■ **Set problem**
The data must be returned in full and exactly as given.
━━━
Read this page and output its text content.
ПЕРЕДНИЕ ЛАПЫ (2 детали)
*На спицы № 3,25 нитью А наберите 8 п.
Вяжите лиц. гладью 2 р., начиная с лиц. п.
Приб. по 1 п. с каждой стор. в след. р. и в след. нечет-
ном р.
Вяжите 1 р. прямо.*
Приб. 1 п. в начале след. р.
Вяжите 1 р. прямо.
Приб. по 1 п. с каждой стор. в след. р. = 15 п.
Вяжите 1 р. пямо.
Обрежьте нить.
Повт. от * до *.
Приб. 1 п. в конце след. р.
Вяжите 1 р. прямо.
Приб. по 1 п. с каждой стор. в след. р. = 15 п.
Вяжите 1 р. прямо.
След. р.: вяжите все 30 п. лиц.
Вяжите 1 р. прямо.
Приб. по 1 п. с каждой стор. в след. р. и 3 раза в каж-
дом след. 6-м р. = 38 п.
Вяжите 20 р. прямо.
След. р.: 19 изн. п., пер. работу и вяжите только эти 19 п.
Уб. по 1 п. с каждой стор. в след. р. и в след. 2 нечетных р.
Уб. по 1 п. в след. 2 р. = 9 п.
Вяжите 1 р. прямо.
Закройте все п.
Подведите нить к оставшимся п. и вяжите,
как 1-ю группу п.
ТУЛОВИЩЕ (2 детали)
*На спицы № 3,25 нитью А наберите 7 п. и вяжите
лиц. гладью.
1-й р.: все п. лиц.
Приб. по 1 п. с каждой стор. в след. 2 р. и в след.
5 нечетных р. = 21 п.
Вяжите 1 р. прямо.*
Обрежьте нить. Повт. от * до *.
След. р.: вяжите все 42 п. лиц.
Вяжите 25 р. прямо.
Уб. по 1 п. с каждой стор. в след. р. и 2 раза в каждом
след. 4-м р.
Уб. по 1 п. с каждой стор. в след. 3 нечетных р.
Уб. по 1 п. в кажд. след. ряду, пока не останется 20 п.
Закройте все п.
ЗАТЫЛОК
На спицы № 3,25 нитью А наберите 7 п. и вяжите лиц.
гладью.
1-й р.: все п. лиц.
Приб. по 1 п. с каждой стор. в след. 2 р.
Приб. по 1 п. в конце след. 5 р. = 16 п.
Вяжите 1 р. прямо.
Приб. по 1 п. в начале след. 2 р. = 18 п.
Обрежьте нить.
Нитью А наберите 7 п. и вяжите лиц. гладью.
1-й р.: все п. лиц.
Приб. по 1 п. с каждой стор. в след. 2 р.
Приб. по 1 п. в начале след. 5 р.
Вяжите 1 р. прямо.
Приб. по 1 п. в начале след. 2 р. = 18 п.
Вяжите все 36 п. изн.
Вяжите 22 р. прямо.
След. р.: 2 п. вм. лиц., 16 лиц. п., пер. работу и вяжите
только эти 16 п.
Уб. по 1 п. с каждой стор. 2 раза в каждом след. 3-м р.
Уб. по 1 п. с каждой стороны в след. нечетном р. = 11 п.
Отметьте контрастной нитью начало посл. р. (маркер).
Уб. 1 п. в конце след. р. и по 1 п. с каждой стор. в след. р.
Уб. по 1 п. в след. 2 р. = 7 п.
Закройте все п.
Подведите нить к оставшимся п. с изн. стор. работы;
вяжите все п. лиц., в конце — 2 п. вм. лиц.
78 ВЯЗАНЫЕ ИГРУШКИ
━━━
■ **Solution to this problem**
Read this page and output its text content.
ПЕРЕДНИЕ ЛАПЫ (2 детали)
*На спицы № 3,25 нитью А наберите 8 п.
Вяжите лиц. гладью 2 р., начиная с лиц. п.
Приб. по 1 п. с каждой стор. в след. р. и в след. нечет-
ном р.
Вяжите 1 р. прямо.*
Приб. 1 п. в начале след. р.
Вяжите 1 р. прямо.
Приб. по 1 п. с каждой стор. в след. р. = 15 п.
Вяжите 1 р. пямо.
Обрежьте нить.
Повт. от * до *.
Приб. 1 п. в конце след. р.
Вяжите 1 р. прямо.
Приб. по 1 п. с каждой стор. в след. р. = 15 п.
Вяжите 1 р. прямо.
След. р.: вяжите все 30 п. лиц.
Вяжите 1 р. прямо.
Приб. по 1 п. с каждой стор. в след. р. и 3 раза в каж-
дом след. 6-м р. = 38 п.
Вяжите 20 р. прямо.
След. р.: 19 изн. п., пер. работу и вяжите только эти 19 п.
Уб. по 1 п. с каждой стор. в след. р. и в след. 2 нечетных р.
Уб. по 1 п. в след. 2 р. = 9 п.
Вяжите 1 р. прямо.
Закройте все п.
Подведите нить к оставшимся п. и вяжите,
как 1-ю группу п.
ТУЛОВИЩЕ (2 детали)
*На спицы № 3,25 нитью А наберите 7 п. и вяжите
лиц. гладью.
1-й р.: все п. лиц.
Приб. по 1 п. с каждой стор. в след. 2 р. и в след.
5 нечетных р. = 21 п.
Вяжите 1 р. прямо.*
Обрежьте нить. Повт. от * до *.
След. р.: вяжите все 42 п. лиц.
Вяжите 25 р. прямо.
Уб. по 1 п. с каждой стор. в след. р. и 2 раза в каждом
след. 4-м р.
Уб. по 1 п. с каждой стор. в след. 3 нечетных р.
Уб. по 1 п. в кажд. след. ряду, пока не останется 20 п.
Закройте все п.
ЗАТЫЛОК
На спицы № 3,25 нитью А наберите 7 п. и вяжите лиц.
гладью.
1-й р.: все п. лиц.
Приб. по 1 п. с каждой стор. в след. 2 р.
Приб. по 1 п. в конце след. 5 р. = 16 п.
Вяжите 1 р. прямо.
Приб. по 1 п. в начале след. 2 р. = 18 п.
Обрежьте нить.
Нитью А наберите 7 п. и вяжите лиц. гладью.
1-й р.: все п. лиц.
Приб. по 1 п. с каждой стор. в след. 2 р.
Приб. по 1 п. в начале след. 5 р.
Вяжите 1 р. прямо.
Приб. по 1 п. в начале след. 2 р. = 18 п.
Вяжите все 36 п. изн.
Вяжите 22 р. прямо.
След. р.: 2 п. вм. лиц., 16 лиц. п., пер. работу и вяжите
только эти 16 п.
Уб. по 1 п. с каждой стор. 2 раза в каждом след. 3-м р.
Уб. по 1 п. с каждой стороны в след. нечетном р. = 11 п.
Отметьте контрастной нитью начало посл. р. (маркер).
Уб. 1 п. в конце след. р. и по 1 п. с каждой стор. в след. р.
Уб. по 1 п. в след. 2 р. = 7 п.
Закройте все п.
Подведите нить к оставшимся п. с изн. стор. работы;
вяжите все п. лиц., в конце — 2 п. вм. лиц.
78 ВЯЗАНЫЕ ИГРУШКИ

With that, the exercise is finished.